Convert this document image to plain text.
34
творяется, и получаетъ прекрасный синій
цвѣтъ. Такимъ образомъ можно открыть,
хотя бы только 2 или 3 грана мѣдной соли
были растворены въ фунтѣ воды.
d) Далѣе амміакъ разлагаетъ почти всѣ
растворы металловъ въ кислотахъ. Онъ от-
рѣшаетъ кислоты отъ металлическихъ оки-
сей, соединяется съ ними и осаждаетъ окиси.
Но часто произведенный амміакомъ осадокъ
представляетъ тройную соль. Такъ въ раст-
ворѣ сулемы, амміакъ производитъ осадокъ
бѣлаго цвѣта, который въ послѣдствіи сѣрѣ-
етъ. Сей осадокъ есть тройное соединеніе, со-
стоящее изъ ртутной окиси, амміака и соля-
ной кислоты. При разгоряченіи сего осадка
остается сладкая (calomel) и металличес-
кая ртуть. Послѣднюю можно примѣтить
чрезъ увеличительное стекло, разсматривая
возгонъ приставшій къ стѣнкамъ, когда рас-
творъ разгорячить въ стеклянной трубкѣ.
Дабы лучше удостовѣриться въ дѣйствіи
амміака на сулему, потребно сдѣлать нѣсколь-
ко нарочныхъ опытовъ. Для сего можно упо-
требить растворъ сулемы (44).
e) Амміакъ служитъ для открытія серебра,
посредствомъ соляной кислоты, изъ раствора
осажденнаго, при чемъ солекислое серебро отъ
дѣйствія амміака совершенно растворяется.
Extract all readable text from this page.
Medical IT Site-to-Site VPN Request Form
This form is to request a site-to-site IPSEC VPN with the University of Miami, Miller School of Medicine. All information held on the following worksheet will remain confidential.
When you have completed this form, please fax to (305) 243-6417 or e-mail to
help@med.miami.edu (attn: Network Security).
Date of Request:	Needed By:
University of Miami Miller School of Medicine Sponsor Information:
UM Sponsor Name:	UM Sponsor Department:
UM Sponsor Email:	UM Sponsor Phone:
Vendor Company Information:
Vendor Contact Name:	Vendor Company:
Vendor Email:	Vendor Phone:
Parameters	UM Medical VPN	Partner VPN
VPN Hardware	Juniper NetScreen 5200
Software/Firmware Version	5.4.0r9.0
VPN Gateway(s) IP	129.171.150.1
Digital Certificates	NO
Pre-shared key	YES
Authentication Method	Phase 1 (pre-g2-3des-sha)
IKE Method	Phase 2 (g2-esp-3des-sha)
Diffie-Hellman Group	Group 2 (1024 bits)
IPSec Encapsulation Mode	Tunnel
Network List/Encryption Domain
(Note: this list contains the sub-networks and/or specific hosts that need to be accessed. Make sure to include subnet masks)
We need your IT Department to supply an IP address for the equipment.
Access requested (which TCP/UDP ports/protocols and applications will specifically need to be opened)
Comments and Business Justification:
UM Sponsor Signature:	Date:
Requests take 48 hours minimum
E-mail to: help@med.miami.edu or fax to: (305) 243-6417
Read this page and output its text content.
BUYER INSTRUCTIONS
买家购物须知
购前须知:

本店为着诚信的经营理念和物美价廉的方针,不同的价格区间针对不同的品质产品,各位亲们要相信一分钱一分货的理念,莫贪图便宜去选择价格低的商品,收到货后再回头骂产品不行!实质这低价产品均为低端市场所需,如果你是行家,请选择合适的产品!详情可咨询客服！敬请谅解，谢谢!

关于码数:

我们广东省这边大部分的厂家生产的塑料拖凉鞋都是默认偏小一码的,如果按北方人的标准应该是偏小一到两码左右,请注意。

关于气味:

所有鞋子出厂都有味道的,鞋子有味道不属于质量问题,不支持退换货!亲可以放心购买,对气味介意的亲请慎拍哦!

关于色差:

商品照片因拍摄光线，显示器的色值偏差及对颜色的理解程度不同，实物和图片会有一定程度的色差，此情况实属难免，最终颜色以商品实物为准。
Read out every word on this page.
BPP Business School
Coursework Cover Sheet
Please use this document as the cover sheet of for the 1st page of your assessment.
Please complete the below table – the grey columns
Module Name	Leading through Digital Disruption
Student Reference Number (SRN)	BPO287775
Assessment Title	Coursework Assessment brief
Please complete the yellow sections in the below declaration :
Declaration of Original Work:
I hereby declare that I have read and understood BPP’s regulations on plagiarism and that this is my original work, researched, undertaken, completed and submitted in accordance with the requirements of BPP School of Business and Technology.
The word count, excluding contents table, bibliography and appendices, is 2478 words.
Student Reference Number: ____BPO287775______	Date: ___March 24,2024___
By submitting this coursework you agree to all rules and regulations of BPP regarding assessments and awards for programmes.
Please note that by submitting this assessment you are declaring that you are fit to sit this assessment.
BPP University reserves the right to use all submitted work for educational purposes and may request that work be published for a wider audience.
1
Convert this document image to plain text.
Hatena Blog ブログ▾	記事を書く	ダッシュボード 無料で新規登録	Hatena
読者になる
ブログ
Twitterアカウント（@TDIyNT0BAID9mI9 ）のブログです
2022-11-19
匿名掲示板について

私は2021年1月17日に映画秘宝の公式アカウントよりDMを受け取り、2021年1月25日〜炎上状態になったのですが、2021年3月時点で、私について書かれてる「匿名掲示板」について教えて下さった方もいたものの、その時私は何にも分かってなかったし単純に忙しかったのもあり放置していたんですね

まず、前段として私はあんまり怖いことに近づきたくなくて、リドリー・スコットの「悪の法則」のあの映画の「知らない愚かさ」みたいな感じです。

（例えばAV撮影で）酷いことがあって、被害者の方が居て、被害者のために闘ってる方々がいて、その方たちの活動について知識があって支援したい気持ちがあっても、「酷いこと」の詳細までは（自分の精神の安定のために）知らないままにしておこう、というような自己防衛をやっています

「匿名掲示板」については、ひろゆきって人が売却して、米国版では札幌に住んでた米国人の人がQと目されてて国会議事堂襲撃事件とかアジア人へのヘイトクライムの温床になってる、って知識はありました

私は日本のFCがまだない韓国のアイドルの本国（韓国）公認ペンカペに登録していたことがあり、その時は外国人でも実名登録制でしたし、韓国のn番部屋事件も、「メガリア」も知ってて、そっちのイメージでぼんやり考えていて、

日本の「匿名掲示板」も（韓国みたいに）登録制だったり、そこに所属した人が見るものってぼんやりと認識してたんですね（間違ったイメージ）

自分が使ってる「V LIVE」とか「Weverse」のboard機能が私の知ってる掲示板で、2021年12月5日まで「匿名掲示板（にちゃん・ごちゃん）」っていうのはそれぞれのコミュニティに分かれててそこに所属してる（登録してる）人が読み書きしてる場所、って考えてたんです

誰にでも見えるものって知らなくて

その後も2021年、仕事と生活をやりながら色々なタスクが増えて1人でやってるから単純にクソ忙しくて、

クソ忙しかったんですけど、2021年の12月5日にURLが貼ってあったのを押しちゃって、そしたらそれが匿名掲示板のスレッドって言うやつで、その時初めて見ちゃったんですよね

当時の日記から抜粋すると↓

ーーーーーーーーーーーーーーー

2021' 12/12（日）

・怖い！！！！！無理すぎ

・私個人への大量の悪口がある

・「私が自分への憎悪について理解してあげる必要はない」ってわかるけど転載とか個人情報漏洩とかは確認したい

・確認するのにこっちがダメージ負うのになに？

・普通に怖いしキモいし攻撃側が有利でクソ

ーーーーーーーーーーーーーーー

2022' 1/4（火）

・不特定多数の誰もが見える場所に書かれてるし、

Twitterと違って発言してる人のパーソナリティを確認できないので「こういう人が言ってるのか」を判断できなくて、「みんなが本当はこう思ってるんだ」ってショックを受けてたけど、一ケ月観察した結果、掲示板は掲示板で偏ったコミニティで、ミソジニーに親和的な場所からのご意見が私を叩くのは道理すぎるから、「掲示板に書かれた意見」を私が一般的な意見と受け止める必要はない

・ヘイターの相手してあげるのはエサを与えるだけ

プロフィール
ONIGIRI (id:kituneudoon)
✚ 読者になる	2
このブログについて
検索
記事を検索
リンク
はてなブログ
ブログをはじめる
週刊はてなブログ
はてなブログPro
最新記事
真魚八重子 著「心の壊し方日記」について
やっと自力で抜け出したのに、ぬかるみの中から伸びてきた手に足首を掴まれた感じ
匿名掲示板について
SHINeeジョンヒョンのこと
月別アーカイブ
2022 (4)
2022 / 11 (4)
┄┄┄┄┄┄┄┄┄┄┄┄┄┄┄┄┄┄┄┄
_Problem description:_
Within the listing above, copy each line that has the string "кислоты".

_The answer:_
рѣшаетъ кислоты отъ металлическихъ оки-
ной кислоты. При разгоряченіи сего осадка
посредствомъ соляной кислоты, изъ раствора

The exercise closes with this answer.